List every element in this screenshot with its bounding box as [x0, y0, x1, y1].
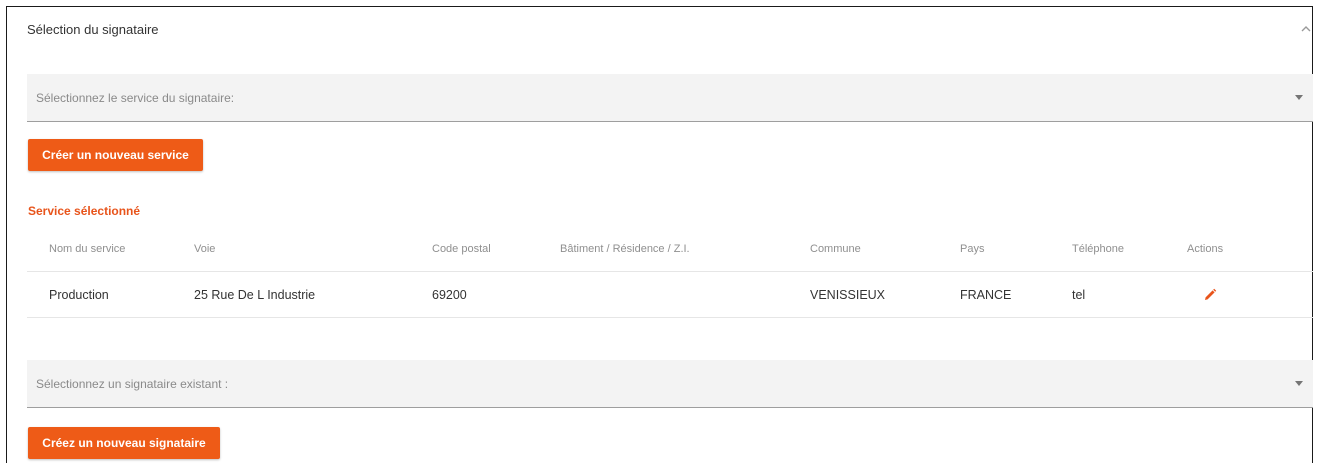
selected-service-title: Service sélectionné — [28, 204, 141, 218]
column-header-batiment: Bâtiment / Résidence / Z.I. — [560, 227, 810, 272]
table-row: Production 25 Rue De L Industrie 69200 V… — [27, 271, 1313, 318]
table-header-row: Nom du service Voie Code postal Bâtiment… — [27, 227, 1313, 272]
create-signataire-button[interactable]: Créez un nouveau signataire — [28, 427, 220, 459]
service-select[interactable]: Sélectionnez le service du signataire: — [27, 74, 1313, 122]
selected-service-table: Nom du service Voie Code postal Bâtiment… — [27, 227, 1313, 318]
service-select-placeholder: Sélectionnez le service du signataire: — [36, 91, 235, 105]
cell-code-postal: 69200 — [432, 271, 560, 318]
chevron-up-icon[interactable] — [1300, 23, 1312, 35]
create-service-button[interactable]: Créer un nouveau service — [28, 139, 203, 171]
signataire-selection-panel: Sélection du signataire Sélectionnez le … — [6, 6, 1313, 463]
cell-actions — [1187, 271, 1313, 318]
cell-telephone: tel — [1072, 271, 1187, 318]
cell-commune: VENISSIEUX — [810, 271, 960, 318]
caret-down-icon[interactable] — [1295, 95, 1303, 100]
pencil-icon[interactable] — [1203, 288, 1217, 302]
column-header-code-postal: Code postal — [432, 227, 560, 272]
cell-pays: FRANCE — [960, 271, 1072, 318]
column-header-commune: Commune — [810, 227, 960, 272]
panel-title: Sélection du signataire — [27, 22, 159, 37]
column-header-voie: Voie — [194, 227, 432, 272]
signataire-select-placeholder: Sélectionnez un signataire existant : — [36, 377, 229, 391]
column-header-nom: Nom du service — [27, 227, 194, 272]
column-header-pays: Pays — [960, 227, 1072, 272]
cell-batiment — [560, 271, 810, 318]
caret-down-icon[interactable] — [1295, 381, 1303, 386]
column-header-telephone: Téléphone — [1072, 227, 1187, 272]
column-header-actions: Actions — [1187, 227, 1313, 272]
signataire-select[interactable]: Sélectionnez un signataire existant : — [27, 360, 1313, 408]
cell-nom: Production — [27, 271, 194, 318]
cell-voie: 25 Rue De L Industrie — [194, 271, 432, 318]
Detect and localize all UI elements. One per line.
━━━━━━━━
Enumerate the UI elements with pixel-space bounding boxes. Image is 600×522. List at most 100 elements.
━━━━━━━━
> [What the task asks]
Give the lines of the material above as a numbered list, from the line with "List every element" up to and including the line with "selected-service-table: Nom du". Leave out blank lines and pictures.

> [Exercise answer]
1. List every element in this screenshot with its bounding box as [x0, y0, x1, y1].
2. selected-service-title: Service sélectionné — [28, 204, 141, 218]
3. column-header-batiment: Bâtiment / Résidence / Z.I. — [560, 227, 810, 272]
4. table-row: Production 25 Rue De L Industrie 69200 V… — [27, 271, 1313, 318]
5. table-header-row: Nom du service Voie Code postal Bâtiment… — [27, 227, 1313, 272]
6. create-signataire-button[interactable]: Créez un nouveau signataire — [28, 427, 220, 459]
7. service-select[interactable]: Sélectionnez le service du signataire: — [27, 74, 1313, 122]
8. selected-service-table: Nom du service Voie Code postal Bâtiment… — [27, 227, 1313, 318]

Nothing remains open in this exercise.